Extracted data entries
··········
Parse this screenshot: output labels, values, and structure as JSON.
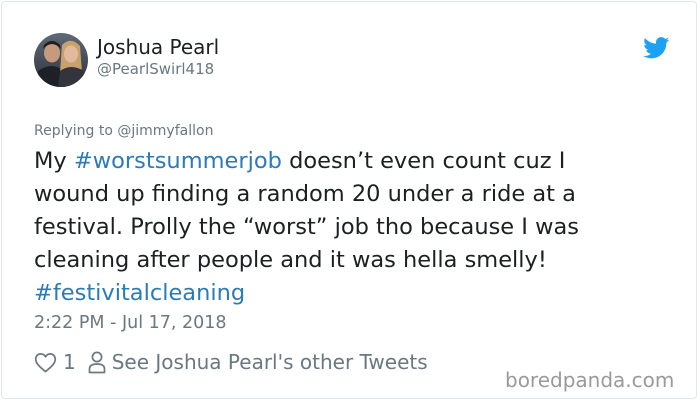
{
  "author": {
    "name": "Joshua Pearl",
    "handle": "@PearlSwirl418"
  },
  "replying_to": "Replying to @jimmyfallon",
  "tweet": {
    "lines": [
      [
        "My ",
        "#worstsummerjob",
        " doesn’t even count cuz I"
      ],
      [
        "wound up finding a random 20 under a ride at a"
      ],
      [
        "festival. Prolly the “worst” job tho because I was"
      ],
      [
        "cleaning after people and it was hella smelly!"
      ],
      [
        "#festivitalcleaning"
      ]
    ],
    "hashtag_color": "#2b7bb9"
  },
  "timestamp": "2:22 PM - Jul 17, 2018",
  "actions": {
    "like_icon": "heart-icon",
    "like_count": "1",
    "person_icon": "person-icon",
    "see_other_label": "See Joshua Pearl's other Tweets"
  },
  "watermark": "boredpanda.com",
  "colors": {
    "text": "#1c2022",
    "muted": "#697882",
    "twitter_blue": "#1da1f2",
    "border": "#e1e8ed"
  }
}
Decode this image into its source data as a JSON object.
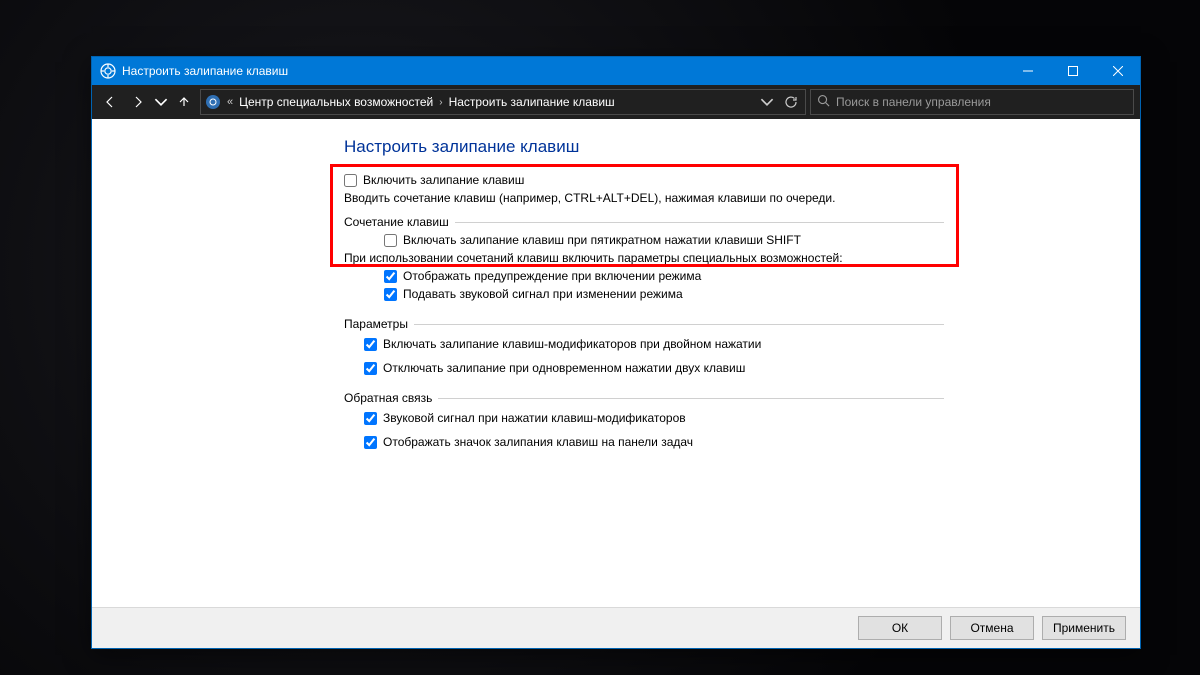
{
  "window": {
    "title": "Настроить залипание клавиш"
  },
  "breadcrumb": {
    "seg1": "Центр специальных возможностей",
    "seg2": "Настроить залипание клавиш"
  },
  "search": {
    "placeholder": "Поиск в панели управления"
  },
  "page": {
    "title": "Настроить залипание клавиш",
    "enable_sticky": "Включить залипание клавиш",
    "enable_sticky_desc": "Вводить сочетание клавиш (например, CTRL+ALT+DEL), нажимая клавиши по очереди.",
    "group_shortcut": "Сочетание клавиш",
    "turn_on_shift5": "Включать залипание клавиш при пятикратном нажатии клавиши SHIFT",
    "when_using_desc": "При использовании сочетаний клавиш включить параметры специальных возможностей:",
    "warn_on_enable": "Отображать предупреждение при включении режима",
    "sound_on_change": "Подавать звуковой сигнал при изменении режима",
    "group_params": "Параметры",
    "lock_on_double": "Включать залипание клавиш-модификаторов при двойном нажатии",
    "turn_off_two": "Отключать залипание при одновременном нажатии двух клавиш",
    "group_feedback": "Обратная связь",
    "sound_on_press": "Звуковой сигнал при нажатии клавиш-модификаторов",
    "tray_icon": "Отображать значок залипания клавиш на панели задач"
  },
  "buttons": {
    "ok": "ОК",
    "cancel": "Отмена",
    "apply": "Применить"
  }
}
··········
Quote the records in their entirety, keeping the wording exact and excluding pictures.

Parse this screenshot: output labels, values, and structure as JSON.
{
  "author": {
    "name": "Joshua Pearl",
    "handle": "@PearlSwirl418"
  },
  "replying_to": "Replying to @jimmyfallon",
  "tweet": {
    "lines": [
      [
        "My ",
        "#worstsummerjob",
        " doesn’t even count cuz I"
      ],
      [
        "wound up finding a random 20 under a ride at a"
      ],
      [
        "festival. Prolly the “worst” job tho because I was"
      ],
      [
        "cleaning after people and it was hella smelly!"
      ],
      [
        "#festivitalcleaning"
      ]
    ],
    "hashtag_color": "#2b7bb9"
  },
  "timestamp": "2:22 PM - Jul 17, 2018",
  "actions": {
    "like_icon": "heart-icon",
    "like_count": "1",
    "person_icon": "person-icon",
    "see_other_label": "See Joshua Pearl's other Tweets"
  },
  "watermark": "boredpanda.com",
  "colors": {
    "text": "#1c2022",
    "muted": "#697882",
    "twitter_blue": "#1da1f2",
    "border": "#e1e8ed"
  }
}
Decode this image into its source data as a JSON object.
{
  "window": {
    "title": "Настроить залипание клавиш"
  },
  "breadcrumb": {
    "seg1": "Центр специальных возможностей",
    "seg2": "Настроить залипание клавиш"
  },
  "search": {
    "placeholder": "Поиск в панели управления"
  },
  "page": {
    "title": "Настроить залипание клавиш",
    "enable_sticky": "Включить залипание клавиш",
    "enable_sticky_desc": "Вводить сочетание клавиш (например, CTRL+ALT+DEL), нажимая клавиши по очереди.",
    "group_shortcut": "Сочетание клавиш",
    "turn_on_shift5": "Включать залипание клавиш при пятикратном нажатии клавиши SHIFT",
    "when_using_desc": "При использовании сочетаний клавиш включить параметры специальных возможностей:",
    "warn_on_enable": "Отображать предупреждение при включении режима",
    "sound_on_change": "Подавать звуковой сигнал при изменении режима",
    "group_params": "Параметры",
    "lock_on_double": "Включать залипание клавиш-модификаторов при двойном нажатии",
    "turn_off_two": "Отключать залипание при одновременном нажатии двух клавиш",
    "group_feedback": "Обратная связь",
    "sound_on_press": "Звуковой сигнал при нажатии клавиш-модификаторов",
    "tray_icon": "Отображать значок залипания клавиш на панели задач"
  },
  "buttons": {
    "ok": "ОК",
    "cancel": "Отмена",
    "apply": "Применить"
  }
}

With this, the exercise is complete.